**WRITTEN INSTRUCTION**. Transcribe each line of the material as it is, and drop any picture.

**GIVEN RECORDS**.

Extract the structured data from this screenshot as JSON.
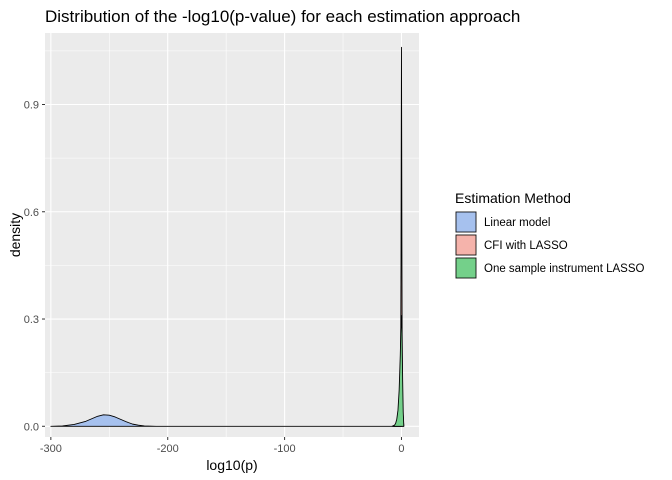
{
  "chart_data": {
    "type": "area",
    "subtype": "density",
    "title": "Distribution of the -log10(p-value) for each estimation approach",
    "xlabel": "log10(p)",
    "ylabel": "density",
    "xlim": [
      -305,
      15
    ],
    "ylim": [
      -0.03,
      1.1
    ],
    "x_ticks": [
      -300,
      -200,
      -100,
      0
    ],
    "x_tick_labels": [
      "-300",
      "-200",
      "-100",
      "0"
    ],
    "y_ticks": [
      0.0,
      0.3,
      0.6,
      0.9
    ],
    "y_tick_labels": [
      "0.0",
      "0.3",
      "0.6",
      "0.9"
    ],
    "background": "#ebebeb",
    "grid": true,
    "legend": {
      "title": "Estimation Method",
      "placement": "right"
    },
    "series": [
      {
        "name": "Linear model",
        "color": "#a6c1ee",
        "x": [
          -300,
          -290,
          -280,
          -270,
          -265,
          -260,
          -255,
          -250,
          -245,
          -240,
          -235,
          -230,
          -225,
          -220,
          -210,
          -200,
          -150,
          -100,
          -50,
          -10,
          -5,
          -2,
          -1,
          0
        ],
        "y": [
          0.0,
          0.001,
          0.005,
          0.014,
          0.021,
          0.028,
          0.032,
          0.031,
          0.026,
          0.019,
          0.012,
          0.006,
          0.003,
          0.001,
          0.0,
          0.0,
          0.0,
          0.0,
          0.0,
          0.0,
          0.0,
          0.0,
          0.0,
          0.0
        ]
      },
      {
        "name": "CFI with LASSO",
        "color": "#f5b3ab",
        "x": [
          -7,
          -5,
          -4,
          -3,
          -2,
          -1.5,
          -1,
          -0.6,
          -0.4,
          -0.2,
          0,
          0.2,
          0.4,
          0.6,
          1,
          2
        ],
        "y": [
          0.0,
          0.002,
          0.006,
          0.015,
          0.04,
          0.08,
          0.15,
          0.25,
          0.45,
          0.78,
          1.06,
          0.78,
          0.45,
          0.2,
          0.05,
          0.0
        ]
      },
      {
        "name": "One sample instrument LASSO",
        "color": "#74d08a",
        "x": [
          -8,
          -6,
          -5,
          -4,
          -3,
          -2,
          -1.5,
          -1,
          -0.5,
          0,
          0.5,
          1,
          1.5,
          2
        ],
        "y": [
          0.0,
          0.003,
          0.008,
          0.02,
          0.045,
          0.1,
          0.15,
          0.2,
          0.27,
          0.31,
          0.26,
          0.13,
          0.04,
          0.0
        ]
      }
    ]
  }
}
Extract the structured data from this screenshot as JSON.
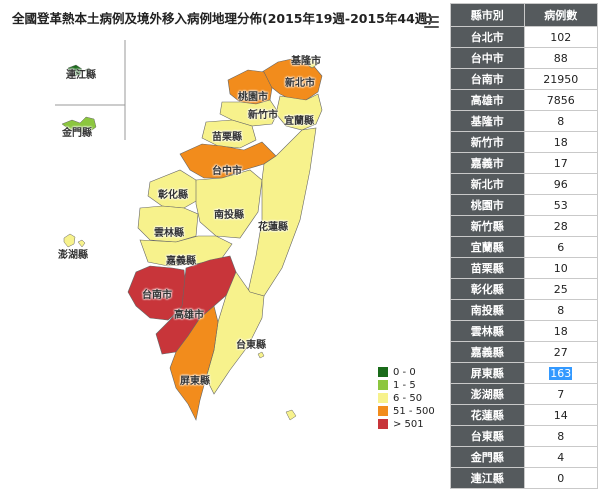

**FINAL RESULT**.
Extract the structured data from this screenshot as JSON.
{
  "chart_data": {
    "type": "area",
    "subtype": "density",
    "title": "Distribution of the -log10(p-value) for each estimation approach",
    "xlabel": "log10(p)",
    "ylabel": "density",
    "xlim": [
      -305,
      15
    ],
    "ylim": [
      -0.03,
      1.1
    ],
    "x_ticks": [
      -300,
      -200,
      -100,
      0
    ],
    "x_tick_labels": [
      "-300",
      "-200",
      "-100",
      "0"
    ],
    "y_ticks": [
      0.0,
      0.3,
      0.6,
      0.9
    ],
    "y_tick_labels": [
      "0.0",
      "0.3",
      "0.6",
      "0.9"
    ],
    "background": "#ebebeb",
    "grid": true,
    "legend": {
      "title": "Estimation Method",
      "placement": "right"
    },
    "series": [
      {
        "name": "Linear model",
        "color": "#a6c1ee",
        "x": [
          -300,
          -290,
          -280,
          -270,
          -265,
          -260,
          -255,
          -250,
          -245,
          -240,
          -235,
          -230,
          -225,
          -220,
          -210,
          -200,
          -150,
          -100,
          -50,
          -10,
          -5,
          -2,
          -1,
          0
        ],
        "y": [
          0.0,
          0.001,
          0.005,
          0.014,
          0.021,
          0.028,
          0.032,
          0.031,
          0.026,
          0.019,
          0.012,
          0.006,
          0.003,
          0.001,
          0.0,
          0.0,
          0.0,
          0.0,
          0.0,
          0.0,
          0.0,
          0.0,
          0.0,
          0.0
        ]
      },
      {
        "name": "CFI with LASSO",
        "color": "#f5b3ab",
        "x": [
          -7,
          -5,
          -4,
          -3,
          -2,
          -1.5,
          -1,
          -0.6,
          -0.4,
          -0.2,
          0,
          0.2,
          0.4,
          0.6,
          1,
          2
        ],
        "y": [
          0.0,
          0.002,
          0.006,
          0.015,
          0.04,
          0.08,
          0.15,
          0.25,
          0.45,
          0.78,
          1.06,
          0.78,
          0.45,
          0.2,
          0.05,
          0.0
        ]
      },
      {
        "name": "One sample instrument LASSO",
        "color": "#74d08a",
        "x": [
          -8,
          -6,
          -5,
          -4,
          -3,
          -2,
          -1.5,
          -1,
          -0.5,
          0,
          0.5,
          1,
          1.5,
          2
        ],
        "y": [
          0.0,
          0.003,
          0.008,
          0.02,
          0.045,
          0.1,
          0.15,
          0.2,
          0.27,
          0.31,
          0.26,
          0.13,
          0.04,
          0.0
        ]
      }
    ]
  }
}
Extract the structured data from this screenshot as JSON.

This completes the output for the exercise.